Stated exercise:
Type every record exactly as it appears.
[begin Source records]
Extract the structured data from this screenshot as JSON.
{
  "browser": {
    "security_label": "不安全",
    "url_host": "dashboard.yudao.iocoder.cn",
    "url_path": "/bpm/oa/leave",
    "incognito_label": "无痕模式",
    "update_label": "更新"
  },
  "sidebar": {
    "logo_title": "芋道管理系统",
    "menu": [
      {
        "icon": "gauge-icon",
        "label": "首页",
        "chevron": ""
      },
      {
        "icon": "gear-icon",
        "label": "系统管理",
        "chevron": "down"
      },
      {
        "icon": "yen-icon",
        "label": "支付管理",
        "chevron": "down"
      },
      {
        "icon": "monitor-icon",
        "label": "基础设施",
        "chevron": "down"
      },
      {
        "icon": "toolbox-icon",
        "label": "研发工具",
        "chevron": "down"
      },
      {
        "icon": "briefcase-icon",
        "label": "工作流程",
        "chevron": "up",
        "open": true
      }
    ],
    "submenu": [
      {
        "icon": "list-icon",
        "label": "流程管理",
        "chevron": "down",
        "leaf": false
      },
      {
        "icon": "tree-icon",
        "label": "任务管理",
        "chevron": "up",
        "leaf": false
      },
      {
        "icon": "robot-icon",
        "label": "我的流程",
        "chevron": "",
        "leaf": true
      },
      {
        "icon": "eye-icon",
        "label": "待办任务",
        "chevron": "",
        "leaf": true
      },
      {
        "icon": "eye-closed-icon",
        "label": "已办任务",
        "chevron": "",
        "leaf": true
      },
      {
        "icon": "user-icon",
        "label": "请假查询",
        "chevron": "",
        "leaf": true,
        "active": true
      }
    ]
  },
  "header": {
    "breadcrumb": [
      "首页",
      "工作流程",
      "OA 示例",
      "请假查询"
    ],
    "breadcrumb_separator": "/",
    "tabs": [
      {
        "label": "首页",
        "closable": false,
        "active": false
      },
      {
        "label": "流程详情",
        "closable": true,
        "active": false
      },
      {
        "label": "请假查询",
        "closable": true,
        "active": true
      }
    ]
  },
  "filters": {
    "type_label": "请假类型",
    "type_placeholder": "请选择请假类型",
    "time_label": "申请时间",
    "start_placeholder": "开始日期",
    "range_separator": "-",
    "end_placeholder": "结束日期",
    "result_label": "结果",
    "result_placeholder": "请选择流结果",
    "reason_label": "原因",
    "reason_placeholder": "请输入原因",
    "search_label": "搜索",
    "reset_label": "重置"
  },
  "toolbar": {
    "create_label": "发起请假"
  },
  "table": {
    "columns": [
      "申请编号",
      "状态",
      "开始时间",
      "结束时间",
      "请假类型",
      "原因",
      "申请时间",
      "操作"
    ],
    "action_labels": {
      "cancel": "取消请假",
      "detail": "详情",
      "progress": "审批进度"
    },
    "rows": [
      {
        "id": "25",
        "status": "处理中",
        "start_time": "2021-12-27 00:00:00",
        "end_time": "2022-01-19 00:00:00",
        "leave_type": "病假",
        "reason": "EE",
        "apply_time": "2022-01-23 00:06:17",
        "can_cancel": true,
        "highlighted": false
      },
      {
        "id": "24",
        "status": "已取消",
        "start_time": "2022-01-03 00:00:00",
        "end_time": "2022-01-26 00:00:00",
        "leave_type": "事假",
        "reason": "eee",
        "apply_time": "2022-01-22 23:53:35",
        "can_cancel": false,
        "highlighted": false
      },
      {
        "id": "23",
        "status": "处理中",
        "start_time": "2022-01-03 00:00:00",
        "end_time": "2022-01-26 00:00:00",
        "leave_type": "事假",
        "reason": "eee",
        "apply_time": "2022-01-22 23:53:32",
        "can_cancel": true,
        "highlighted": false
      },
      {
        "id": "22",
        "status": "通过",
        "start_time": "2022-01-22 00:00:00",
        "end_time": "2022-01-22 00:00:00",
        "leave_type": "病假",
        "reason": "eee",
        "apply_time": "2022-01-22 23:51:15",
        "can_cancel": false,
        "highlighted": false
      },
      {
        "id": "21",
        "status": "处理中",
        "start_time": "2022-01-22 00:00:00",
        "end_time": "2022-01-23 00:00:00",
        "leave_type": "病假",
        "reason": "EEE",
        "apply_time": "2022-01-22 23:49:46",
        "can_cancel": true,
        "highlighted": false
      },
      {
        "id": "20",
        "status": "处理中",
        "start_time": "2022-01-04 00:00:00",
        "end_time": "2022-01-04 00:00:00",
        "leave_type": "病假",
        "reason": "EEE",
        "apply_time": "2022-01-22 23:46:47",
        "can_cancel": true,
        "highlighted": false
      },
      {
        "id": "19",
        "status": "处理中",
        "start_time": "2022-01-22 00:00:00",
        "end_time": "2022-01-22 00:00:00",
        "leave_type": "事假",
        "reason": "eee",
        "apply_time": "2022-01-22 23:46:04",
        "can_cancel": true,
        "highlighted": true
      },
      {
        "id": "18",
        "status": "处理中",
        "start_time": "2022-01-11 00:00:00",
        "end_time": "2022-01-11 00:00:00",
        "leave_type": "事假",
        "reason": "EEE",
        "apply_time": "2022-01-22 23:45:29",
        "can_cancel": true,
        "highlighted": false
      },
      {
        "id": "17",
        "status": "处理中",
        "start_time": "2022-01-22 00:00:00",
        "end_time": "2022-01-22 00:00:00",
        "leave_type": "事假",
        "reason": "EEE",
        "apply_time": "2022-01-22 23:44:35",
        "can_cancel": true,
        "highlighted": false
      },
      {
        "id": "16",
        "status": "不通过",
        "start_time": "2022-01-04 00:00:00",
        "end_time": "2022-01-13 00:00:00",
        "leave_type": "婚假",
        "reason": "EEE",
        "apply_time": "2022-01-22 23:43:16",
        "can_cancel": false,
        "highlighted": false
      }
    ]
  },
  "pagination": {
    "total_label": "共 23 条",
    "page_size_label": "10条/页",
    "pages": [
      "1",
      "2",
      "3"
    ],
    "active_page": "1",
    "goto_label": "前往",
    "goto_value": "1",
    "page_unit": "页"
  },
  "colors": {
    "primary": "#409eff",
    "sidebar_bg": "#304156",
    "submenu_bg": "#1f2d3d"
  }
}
[end Source records]
Task response:
Extract the structured data from this screenshot as JSON.
{
  "browser": {
    "security_label": "不安全",
    "url_host": "dashboard.yudao.iocoder.cn",
    "url_path": "/bpm/oa/leave",
    "incognito_label": "无痕模式",
    "update_label": "更新"
  },
  "sidebar": {
    "logo_title": "芋道管理系统",
    "menu": [
      {
        "icon": "gauge-icon",
        "label": "首页",
        "chevron": ""
      },
      {
        "icon": "gear-icon",
        "label": "系统管理",
        "chevron": "down"
      },
      {
        "icon": "yen-icon",
        "label": "支付管理",
        "chevron": "down"
      },
      {
        "icon": "monitor-icon",
        "label": "基础设施",
        "chevron": "down"
      },
      {
        "icon": "toolbox-icon",
        "label": "研发工具",
        "chevron": "down"
      },
      {
        "icon": "briefcase-icon",
        "label": "工作流程",
        "chevron": "up",
        "open": true
      }
    ],
    "submenu": [
      {
        "icon": "list-icon",
        "label": "流程管理",
        "chevron": "down",
        "leaf": false
      },
      {
        "icon": "tree-icon",
        "label": "任务管理",
        "chevron": "up",
        "leaf": false
      },
      {
        "icon": "robot-icon",
        "label": "我的流程",
        "chevron": "",
        "leaf": true
      },
      {
        "icon": "eye-icon",
        "label": "待办任务",
        "chevron": "",
        "leaf": true
      },
      {
        "icon": "eye-closed-icon",
        "label": "已办任务",
        "chevron": "",
        "leaf": true
      },
      {
        "icon": "user-icon",
        "label": "请假查询",
        "chevron": "",
        "leaf": true,
        "active": true
      }
    ]
  },
  "header": {
    "breadcrumb": [
      "首页",
      "工作流程",
      "OA 示例",
      "请假查询"
    ],
    "breadcrumb_separator": "/",
    "tabs": [
      {
        "label": "首页",
        "closable": false,
        "active": false
      },
      {
        "label": "流程详情",
        "closable": true,
        "active": false
      },
      {
        "label": "请假查询",
        "closable": true,
        "active": true
      }
    ]
  },
  "filters": {
    "type_label": "请假类型",
    "type_placeholder": "请选择请假类型",
    "time_label": "申请时间",
    "start_placeholder": "开始日期",
    "range_separator": "-",
    "end_placeholder": "结束日期",
    "result_label": "结果",
    "result_placeholder": "请选择流结果",
    "reason_label": "原因",
    "reason_placeholder": "请输入原因",
    "search_label": "搜索",
    "reset_label": "重置"
  },
  "toolbar": {
    "create_label": "发起请假"
  },
  "table": {
    "columns": [
      "申请编号",
      "状态",
      "开始时间",
      "结束时间",
      "请假类型",
      "原因",
      "申请时间",
      "操作"
    ],
    "action_labels": {
      "cancel": "取消请假",
      "detail": "详情",
      "progress": "审批进度"
    },
    "rows": [
      {
        "id": "25",
        "status": "处理中",
        "start_time": "2021-12-27 00:00:00",
        "end_time": "2022-01-19 00:00:00",
        "leave_type": "病假",
        "reason": "EE",
        "apply_time": "2022-01-23 00:06:17",
        "can_cancel": true,
        "highlighted": false
      },
      {
        "id": "24",
        "status": "已取消",
        "start_time": "2022-01-03 00:00:00",
        "end_time": "2022-01-26 00:00:00",
        "leave_type": "事假",
        "reason": "eee",
        "apply_time": "2022-01-22 23:53:35",
        "can_cancel": false,
        "highlighted": false
      },
      {
        "id": "23",
        "status": "处理中",
        "start_time": "2022-01-03 00:00:00",
        "end_time": "2022-01-26 00:00:00",
        "leave_type": "事假",
        "reason": "eee",
        "apply_time": "2022-01-22 23:53:32",
        "can_cancel": true,
        "highlighted": false
      },
      {
        "id": "22",
        "status": "通过",
        "start_time": "2022-01-22 00:00:00",
        "end_time": "2022-01-22 00:00:00",
        "leave_type": "病假",
        "reason": "eee",
        "apply_time": "2022-01-22 23:51:15",
        "can_cancel": false,
        "highlighted": false
      },
      {
        "id": "21",
        "status": "处理中",
        "start_time": "2022-01-22 00:00:00",
        "end_time": "2022-01-23 00:00:00",
        "leave_type": "病假",
        "reason": "EEE",
        "apply_time": "2022-01-22 23:49:46",
        "can_cancel": true,
        "highlighted": false
      },
      {
        "id": "20",
        "status": "处理中",
        "start_time": "2022-01-04 00:00:00",
        "end_time": "2022-01-04 00:00:00",
        "leave_type": "病假",
        "reason": "EEE",
        "apply_time": "2022-01-22 23:46:47",
        "can_cancel": true,
        "highlighted": false
      },
      {
        "id": "19",
        "status": "处理中",
        "start_time": "2022-01-22 00:00:00",
        "end_time": "2022-01-22 00:00:00",
        "leave_type": "事假",
        "reason": "eee",
        "apply_time": "2022-01-22 23:46:04",
        "can_cancel": true,
        "highlighted": true
      },
      {
        "id": "18",
        "status": "处理中",
        "start_time": "2022-01-11 00:00:00",
        "end_time": "2022-01-11 00:00:00",
        "leave_type": "事假",
        "reason": "EEE",
        "apply_time": "2022-01-22 23:45:29",
        "can_cancel": true,
        "highlighted": false
      },
      {
        "id": "17",
        "status": "处理中",
        "start_time": "2022-01-22 00:00:00",
        "end_time": "2022-01-22 00:00:00",
        "leave_type": "事假",
        "reason": "EEE",
        "apply_time": "2022-01-22 23:44:35",
        "can_cancel": true,
        "highlighted": false
      },
      {
        "id": "16",
        "status": "不通过",
        "start_time": "2022-01-04 00:00:00",
        "end_time": "2022-01-13 00:00:00",
        "leave_type": "婚假",
        "reason": "EEE",
        "apply_time": "2022-01-22 23:43:16",
        "can_cancel": false,
        "highlighted": false
      }
    ]
  },
  "pagination": {
    "total_label": "共 23 条",
    "page_size_label": "10条/页",
    "pages": [
      "1",
      "2",
      "3"
    ],
    "active_page": "1",
    "goto_label": "前往",
    "goto_value": "1",
    "page_unit": "页"
  },
  "colors": {
    "primary": "#409eff",
    "sidebar_bg": "#304156",
    "submenu_bg": "#1f2d3d"
  }
}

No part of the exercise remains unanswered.